_DATA EXCERPTS:_
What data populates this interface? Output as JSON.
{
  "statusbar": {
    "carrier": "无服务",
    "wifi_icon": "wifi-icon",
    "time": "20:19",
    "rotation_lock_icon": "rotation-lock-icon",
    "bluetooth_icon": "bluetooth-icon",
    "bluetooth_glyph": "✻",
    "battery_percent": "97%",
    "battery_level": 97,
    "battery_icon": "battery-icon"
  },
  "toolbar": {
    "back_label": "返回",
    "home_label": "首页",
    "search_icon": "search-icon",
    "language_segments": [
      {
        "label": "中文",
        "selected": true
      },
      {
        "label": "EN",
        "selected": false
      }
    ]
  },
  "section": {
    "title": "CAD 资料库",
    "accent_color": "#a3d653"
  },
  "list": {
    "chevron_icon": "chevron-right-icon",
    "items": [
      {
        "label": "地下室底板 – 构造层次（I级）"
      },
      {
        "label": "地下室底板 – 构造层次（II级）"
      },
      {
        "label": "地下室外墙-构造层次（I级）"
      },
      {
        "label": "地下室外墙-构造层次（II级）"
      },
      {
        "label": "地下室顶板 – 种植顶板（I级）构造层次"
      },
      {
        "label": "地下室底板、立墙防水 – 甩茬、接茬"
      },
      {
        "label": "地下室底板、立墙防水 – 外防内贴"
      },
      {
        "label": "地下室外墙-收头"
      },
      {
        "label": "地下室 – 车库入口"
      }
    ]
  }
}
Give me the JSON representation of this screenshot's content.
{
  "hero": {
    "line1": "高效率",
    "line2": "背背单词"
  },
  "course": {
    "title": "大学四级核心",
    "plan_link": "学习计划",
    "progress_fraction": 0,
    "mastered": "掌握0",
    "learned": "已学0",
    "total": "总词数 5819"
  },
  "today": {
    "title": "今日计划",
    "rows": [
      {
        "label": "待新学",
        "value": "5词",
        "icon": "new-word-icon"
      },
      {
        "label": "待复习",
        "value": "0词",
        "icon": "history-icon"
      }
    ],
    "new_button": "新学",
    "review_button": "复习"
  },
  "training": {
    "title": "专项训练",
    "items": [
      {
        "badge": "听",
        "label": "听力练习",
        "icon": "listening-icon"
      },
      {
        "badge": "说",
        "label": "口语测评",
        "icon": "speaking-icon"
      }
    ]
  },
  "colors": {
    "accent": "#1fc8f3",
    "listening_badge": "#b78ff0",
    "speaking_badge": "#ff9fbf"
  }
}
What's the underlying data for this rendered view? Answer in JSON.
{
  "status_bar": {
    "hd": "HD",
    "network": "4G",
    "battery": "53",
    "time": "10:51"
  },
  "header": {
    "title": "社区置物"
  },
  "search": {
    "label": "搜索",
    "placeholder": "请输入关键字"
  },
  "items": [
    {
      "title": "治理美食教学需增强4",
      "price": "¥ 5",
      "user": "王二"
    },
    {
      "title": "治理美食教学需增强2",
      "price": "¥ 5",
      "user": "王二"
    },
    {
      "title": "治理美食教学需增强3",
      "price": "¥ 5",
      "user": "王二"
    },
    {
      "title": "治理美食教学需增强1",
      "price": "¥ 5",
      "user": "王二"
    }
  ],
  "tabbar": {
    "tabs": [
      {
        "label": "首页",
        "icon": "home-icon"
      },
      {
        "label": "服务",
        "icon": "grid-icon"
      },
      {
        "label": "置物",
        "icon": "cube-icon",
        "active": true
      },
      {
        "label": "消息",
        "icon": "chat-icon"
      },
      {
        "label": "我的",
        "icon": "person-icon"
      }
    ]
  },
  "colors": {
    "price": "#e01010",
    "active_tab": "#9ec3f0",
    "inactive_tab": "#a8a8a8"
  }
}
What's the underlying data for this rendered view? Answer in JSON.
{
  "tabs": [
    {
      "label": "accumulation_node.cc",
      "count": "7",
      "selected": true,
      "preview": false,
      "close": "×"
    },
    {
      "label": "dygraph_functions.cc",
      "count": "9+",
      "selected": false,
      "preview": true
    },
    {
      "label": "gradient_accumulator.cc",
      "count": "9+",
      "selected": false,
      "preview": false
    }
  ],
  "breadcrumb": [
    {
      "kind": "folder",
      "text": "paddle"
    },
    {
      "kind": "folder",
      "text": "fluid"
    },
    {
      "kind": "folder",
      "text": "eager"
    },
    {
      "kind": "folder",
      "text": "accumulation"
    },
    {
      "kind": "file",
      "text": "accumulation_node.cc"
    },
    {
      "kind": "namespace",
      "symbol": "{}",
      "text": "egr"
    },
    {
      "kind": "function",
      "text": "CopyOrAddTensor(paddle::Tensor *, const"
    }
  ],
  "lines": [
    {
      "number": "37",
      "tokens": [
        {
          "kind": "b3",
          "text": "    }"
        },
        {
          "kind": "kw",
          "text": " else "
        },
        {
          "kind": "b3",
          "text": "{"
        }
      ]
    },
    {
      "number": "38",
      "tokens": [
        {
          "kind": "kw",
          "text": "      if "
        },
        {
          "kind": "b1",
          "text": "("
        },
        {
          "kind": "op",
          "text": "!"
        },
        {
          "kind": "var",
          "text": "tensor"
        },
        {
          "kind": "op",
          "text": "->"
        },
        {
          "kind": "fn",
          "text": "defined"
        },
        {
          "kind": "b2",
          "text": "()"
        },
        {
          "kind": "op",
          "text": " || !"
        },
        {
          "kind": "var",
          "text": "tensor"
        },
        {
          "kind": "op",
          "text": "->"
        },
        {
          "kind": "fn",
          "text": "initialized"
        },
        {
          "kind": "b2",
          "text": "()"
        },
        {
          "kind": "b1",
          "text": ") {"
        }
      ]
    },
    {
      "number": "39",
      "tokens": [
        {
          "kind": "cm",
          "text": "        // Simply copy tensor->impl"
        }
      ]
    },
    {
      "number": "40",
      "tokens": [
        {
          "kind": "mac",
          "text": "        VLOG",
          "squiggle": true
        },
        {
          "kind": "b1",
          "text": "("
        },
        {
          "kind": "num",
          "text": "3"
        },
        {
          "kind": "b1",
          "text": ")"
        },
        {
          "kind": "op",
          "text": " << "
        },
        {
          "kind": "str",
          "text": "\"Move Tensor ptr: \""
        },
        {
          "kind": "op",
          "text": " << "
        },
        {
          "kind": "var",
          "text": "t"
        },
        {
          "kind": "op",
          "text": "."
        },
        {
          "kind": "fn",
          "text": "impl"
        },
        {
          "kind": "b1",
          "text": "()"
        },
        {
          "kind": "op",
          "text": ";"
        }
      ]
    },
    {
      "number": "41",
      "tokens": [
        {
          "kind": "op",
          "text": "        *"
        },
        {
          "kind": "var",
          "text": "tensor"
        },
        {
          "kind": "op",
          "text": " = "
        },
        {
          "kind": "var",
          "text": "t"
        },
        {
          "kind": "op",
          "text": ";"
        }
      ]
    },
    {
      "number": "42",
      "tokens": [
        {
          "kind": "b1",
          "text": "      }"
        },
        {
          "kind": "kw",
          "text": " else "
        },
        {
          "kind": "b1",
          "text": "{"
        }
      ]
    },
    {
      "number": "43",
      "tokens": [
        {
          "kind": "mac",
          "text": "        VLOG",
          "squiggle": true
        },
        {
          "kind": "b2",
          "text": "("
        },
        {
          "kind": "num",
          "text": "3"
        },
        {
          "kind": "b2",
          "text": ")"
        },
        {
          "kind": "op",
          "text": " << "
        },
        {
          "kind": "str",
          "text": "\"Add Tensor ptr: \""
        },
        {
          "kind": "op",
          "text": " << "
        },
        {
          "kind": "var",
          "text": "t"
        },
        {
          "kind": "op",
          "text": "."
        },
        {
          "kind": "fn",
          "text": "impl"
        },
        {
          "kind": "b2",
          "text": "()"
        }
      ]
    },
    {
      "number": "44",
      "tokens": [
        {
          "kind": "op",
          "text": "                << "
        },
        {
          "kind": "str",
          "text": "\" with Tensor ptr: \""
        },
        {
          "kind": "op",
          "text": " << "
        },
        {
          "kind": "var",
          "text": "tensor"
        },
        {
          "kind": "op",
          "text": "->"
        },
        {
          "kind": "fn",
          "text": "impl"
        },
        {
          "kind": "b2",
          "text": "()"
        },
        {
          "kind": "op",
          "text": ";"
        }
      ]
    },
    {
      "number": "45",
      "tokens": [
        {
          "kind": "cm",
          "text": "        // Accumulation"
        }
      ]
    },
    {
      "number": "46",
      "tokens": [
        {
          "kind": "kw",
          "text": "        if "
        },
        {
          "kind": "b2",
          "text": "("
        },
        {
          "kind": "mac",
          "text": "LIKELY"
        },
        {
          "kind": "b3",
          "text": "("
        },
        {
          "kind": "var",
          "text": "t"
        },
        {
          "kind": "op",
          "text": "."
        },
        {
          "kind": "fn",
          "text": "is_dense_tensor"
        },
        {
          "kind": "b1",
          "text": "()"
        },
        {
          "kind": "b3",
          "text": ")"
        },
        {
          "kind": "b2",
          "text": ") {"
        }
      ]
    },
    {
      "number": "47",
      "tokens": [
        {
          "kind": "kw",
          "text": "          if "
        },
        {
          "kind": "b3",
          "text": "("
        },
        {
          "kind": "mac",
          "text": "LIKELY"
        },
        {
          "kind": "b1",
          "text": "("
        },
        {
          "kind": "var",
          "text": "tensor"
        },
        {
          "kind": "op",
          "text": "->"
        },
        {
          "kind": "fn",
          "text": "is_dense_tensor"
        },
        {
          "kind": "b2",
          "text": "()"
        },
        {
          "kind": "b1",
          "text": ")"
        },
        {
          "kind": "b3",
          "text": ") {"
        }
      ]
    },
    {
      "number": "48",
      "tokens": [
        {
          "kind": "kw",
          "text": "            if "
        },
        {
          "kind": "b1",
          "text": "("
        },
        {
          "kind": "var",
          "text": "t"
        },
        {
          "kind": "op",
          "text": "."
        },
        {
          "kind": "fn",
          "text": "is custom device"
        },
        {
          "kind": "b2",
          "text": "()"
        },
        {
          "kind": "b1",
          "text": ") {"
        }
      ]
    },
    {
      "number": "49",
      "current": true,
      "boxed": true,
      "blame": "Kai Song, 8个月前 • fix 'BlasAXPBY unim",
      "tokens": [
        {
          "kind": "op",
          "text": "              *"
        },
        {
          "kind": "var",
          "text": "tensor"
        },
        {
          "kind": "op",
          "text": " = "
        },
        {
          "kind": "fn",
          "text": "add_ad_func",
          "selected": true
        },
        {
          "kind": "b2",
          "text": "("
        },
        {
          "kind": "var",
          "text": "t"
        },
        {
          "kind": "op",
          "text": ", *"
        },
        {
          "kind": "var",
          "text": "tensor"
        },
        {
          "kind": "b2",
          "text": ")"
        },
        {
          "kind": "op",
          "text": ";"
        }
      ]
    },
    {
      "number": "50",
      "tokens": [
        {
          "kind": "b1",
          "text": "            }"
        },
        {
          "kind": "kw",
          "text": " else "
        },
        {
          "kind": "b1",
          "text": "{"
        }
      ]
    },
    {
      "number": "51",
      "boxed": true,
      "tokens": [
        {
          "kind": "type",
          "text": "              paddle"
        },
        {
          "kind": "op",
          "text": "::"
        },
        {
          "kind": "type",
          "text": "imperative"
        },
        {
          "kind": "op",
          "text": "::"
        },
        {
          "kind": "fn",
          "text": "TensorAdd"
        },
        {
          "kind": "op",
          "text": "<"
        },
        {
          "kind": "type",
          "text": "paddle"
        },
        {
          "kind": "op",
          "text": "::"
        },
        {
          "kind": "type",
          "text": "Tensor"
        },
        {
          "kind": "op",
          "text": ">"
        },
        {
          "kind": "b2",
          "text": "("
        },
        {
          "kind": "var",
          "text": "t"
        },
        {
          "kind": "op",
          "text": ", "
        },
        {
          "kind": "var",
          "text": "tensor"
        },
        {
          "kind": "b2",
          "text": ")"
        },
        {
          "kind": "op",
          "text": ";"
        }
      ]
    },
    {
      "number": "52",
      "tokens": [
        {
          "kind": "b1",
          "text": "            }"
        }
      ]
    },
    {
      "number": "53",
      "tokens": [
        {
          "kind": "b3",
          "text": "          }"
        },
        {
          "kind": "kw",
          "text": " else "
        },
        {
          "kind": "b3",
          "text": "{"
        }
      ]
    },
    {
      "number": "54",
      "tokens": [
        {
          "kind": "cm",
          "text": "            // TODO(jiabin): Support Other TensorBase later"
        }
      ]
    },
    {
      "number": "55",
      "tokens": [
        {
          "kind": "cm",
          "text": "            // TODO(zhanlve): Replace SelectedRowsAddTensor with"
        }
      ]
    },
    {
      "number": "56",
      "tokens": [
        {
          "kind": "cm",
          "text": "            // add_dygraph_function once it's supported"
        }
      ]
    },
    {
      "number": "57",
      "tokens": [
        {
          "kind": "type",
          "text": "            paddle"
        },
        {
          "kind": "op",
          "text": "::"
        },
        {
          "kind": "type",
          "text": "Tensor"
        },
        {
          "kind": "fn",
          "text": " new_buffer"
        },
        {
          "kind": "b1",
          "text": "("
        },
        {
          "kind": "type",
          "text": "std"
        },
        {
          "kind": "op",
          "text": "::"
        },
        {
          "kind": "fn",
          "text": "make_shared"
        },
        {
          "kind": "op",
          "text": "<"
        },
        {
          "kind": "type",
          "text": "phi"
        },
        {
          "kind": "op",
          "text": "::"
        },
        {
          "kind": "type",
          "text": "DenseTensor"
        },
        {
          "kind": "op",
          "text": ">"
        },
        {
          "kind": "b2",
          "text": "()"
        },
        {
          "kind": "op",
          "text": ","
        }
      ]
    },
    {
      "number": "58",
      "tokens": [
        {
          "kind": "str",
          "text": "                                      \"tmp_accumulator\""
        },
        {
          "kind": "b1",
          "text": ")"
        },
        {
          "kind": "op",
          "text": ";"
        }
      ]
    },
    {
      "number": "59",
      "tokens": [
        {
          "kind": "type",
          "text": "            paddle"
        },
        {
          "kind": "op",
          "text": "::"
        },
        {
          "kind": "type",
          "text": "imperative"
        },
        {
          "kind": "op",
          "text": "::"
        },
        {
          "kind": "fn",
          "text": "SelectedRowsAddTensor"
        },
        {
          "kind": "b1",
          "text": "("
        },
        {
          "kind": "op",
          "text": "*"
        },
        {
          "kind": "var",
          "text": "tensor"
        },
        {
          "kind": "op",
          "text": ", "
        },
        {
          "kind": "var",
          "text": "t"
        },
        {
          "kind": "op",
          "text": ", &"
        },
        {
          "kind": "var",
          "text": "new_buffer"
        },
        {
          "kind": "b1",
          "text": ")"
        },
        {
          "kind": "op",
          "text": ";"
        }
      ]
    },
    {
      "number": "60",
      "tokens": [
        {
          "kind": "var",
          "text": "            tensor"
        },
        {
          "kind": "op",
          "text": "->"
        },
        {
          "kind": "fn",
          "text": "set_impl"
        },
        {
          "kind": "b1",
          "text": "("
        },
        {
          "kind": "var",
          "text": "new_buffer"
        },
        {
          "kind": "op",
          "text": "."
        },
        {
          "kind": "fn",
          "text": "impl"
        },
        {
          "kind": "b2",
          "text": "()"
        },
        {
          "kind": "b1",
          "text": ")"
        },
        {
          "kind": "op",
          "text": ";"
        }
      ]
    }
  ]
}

_WHAT TO DO:_
Count the lines that hold the string "title", and reply with that number alone.

_ANSWER IN FULL:_
9